**WORK TO COMPLETE**
List each line in which the string "归母净利润" appears.

· · ·

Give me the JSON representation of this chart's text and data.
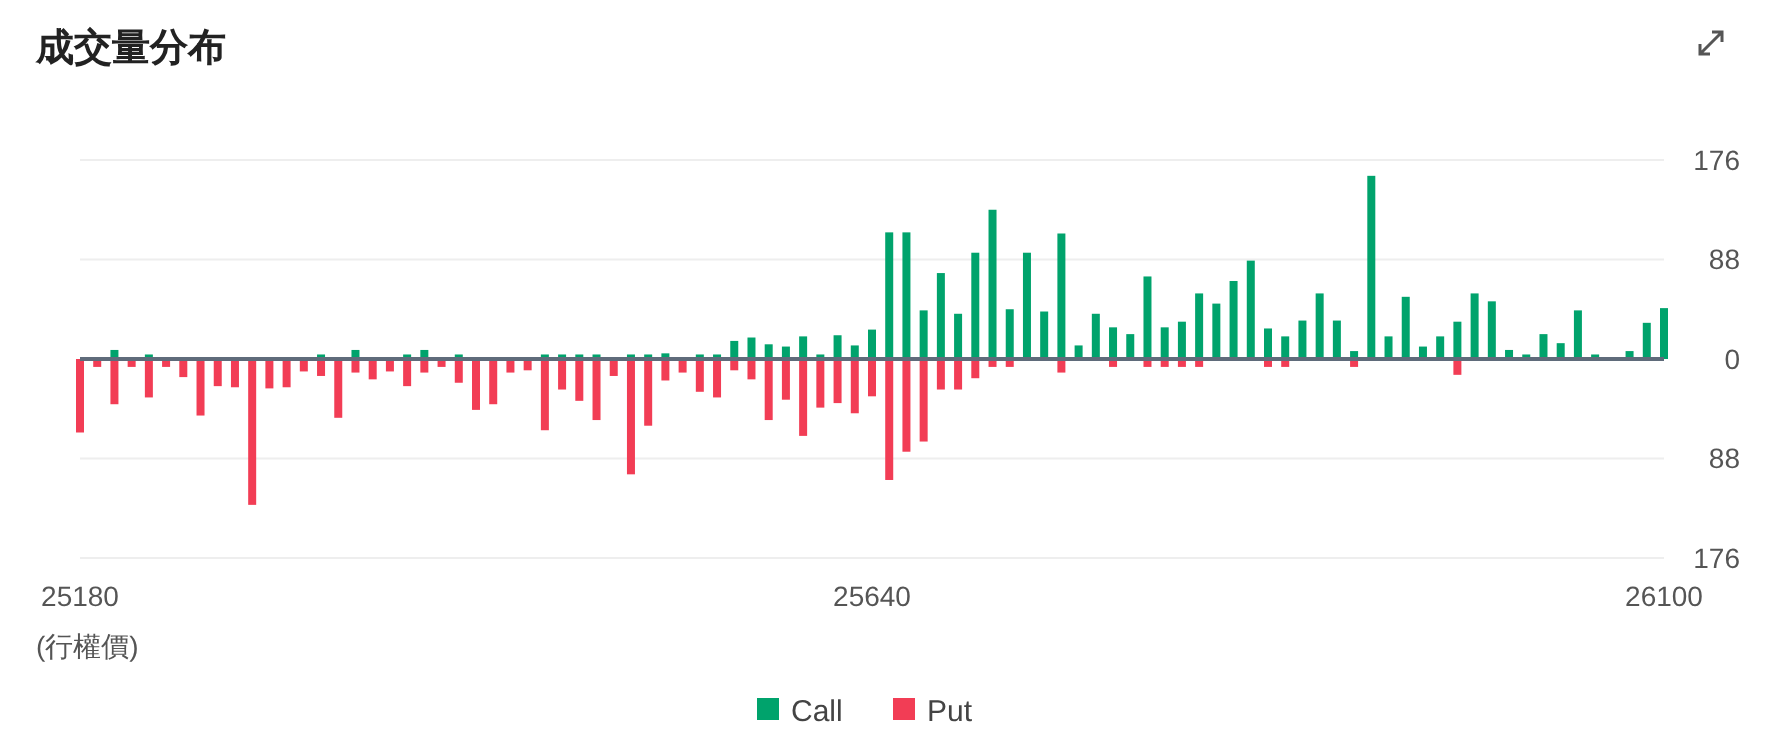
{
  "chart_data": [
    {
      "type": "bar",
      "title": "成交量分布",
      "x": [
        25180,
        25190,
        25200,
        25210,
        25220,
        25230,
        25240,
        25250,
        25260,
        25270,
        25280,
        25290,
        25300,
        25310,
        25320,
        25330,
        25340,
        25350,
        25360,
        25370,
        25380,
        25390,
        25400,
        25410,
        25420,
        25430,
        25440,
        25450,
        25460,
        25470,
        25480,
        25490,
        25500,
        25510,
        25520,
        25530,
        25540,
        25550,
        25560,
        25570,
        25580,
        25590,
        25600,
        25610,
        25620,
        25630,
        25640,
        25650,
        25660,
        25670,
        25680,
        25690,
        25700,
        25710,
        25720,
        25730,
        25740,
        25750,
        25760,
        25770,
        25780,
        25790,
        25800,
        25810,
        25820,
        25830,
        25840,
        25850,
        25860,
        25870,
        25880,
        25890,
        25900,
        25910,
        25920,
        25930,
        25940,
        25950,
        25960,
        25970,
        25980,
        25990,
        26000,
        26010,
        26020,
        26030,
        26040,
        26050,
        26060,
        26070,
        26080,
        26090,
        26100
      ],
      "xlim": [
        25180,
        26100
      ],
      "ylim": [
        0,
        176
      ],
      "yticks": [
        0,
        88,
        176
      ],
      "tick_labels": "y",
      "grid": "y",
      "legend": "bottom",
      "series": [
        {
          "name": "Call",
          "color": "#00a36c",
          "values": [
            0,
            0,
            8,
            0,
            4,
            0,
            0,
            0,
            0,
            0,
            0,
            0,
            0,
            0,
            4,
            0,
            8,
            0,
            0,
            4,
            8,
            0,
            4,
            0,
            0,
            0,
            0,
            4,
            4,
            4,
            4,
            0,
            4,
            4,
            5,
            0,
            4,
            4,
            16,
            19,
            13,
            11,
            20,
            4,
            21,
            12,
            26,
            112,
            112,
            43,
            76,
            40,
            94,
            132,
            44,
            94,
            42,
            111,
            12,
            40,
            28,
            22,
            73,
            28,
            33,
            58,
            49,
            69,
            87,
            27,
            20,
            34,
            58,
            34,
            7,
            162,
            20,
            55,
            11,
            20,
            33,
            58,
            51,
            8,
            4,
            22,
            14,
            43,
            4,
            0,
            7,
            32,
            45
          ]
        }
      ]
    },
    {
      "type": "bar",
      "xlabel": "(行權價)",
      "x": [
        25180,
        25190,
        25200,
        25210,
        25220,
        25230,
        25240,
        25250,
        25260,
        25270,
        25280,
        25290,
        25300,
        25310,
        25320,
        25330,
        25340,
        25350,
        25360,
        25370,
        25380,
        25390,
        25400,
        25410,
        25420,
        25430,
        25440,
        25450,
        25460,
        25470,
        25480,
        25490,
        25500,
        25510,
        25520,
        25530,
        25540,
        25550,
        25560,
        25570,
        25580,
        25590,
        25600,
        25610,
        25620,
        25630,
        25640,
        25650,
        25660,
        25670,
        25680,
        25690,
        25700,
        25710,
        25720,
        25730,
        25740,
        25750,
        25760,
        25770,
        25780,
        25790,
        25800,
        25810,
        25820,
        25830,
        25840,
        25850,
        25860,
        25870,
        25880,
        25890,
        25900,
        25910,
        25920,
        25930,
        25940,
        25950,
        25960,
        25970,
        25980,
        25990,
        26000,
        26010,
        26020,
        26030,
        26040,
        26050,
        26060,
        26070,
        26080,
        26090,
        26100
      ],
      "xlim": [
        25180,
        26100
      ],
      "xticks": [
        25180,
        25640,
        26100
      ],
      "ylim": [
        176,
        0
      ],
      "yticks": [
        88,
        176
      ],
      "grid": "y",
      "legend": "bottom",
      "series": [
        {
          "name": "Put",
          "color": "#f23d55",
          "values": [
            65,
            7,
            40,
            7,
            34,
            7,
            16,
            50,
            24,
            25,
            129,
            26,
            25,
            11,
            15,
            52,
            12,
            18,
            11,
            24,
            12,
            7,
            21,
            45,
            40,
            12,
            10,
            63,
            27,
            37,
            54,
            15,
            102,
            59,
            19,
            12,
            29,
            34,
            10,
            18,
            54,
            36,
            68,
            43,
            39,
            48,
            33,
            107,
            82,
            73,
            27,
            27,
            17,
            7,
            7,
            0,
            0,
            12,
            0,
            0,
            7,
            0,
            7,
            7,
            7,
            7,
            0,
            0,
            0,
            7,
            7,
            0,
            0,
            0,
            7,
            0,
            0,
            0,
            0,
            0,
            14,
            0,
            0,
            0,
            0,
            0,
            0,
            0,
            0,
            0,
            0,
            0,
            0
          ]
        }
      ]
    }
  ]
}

· · ·

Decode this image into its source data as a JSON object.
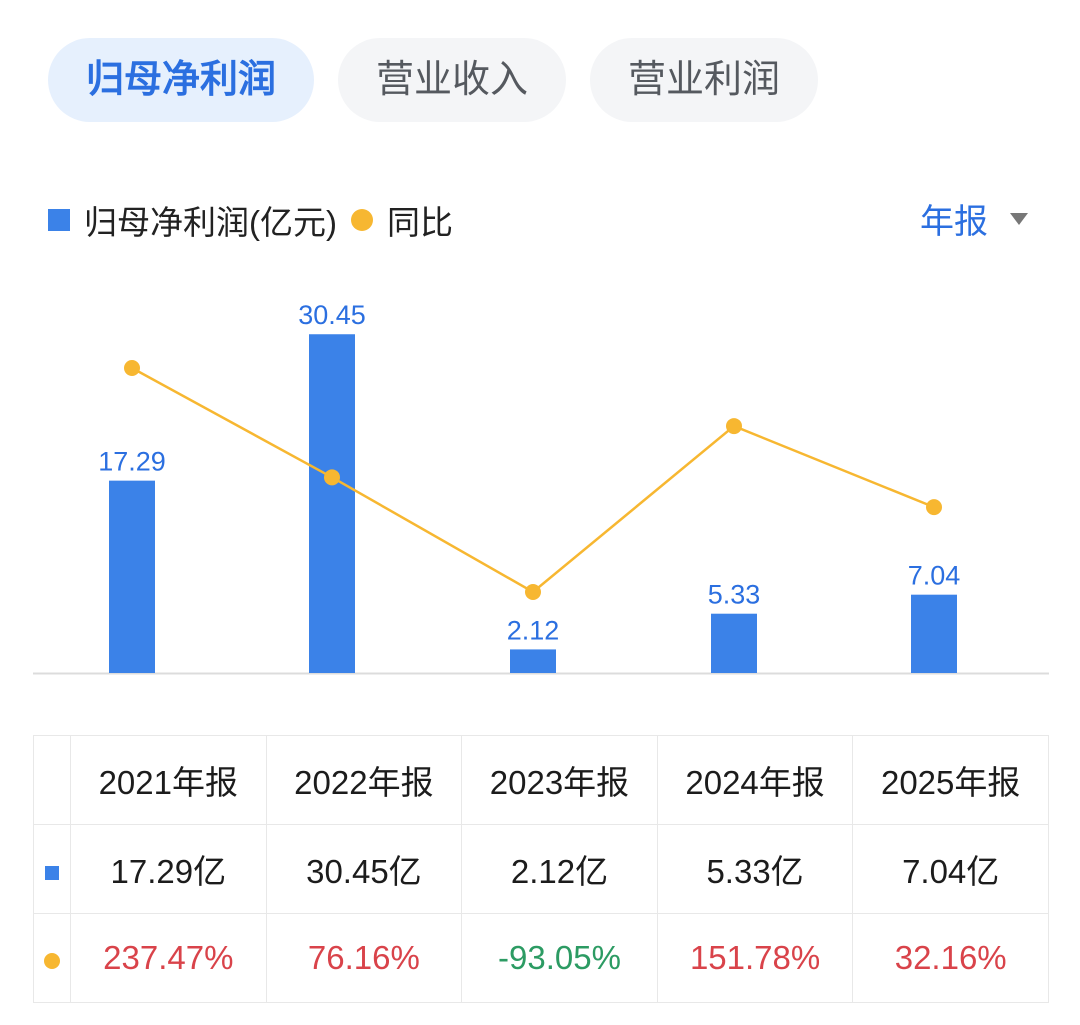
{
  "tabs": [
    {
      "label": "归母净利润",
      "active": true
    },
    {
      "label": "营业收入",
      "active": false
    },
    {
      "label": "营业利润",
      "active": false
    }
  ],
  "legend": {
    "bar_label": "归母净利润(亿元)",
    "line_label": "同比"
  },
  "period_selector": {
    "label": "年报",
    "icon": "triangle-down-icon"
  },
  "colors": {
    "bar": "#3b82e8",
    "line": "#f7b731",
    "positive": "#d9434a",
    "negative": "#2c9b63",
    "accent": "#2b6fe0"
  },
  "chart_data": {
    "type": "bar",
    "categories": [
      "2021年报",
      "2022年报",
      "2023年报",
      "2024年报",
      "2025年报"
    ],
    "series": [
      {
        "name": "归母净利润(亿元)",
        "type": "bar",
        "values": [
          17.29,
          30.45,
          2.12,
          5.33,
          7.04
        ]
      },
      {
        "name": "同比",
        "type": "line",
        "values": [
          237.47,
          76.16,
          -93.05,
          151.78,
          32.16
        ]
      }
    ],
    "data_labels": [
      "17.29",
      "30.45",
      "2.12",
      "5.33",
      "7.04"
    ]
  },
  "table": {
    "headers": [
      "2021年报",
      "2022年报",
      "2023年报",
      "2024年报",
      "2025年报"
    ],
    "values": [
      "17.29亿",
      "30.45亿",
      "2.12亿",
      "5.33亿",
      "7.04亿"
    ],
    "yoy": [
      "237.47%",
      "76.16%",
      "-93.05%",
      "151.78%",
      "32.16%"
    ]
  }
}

· · ·

**TASK SOLUTION**
      "label": "归母净利润",
    "bar_label": "归母净利润(亿元)",
        "name": "归母净利润(亿元)",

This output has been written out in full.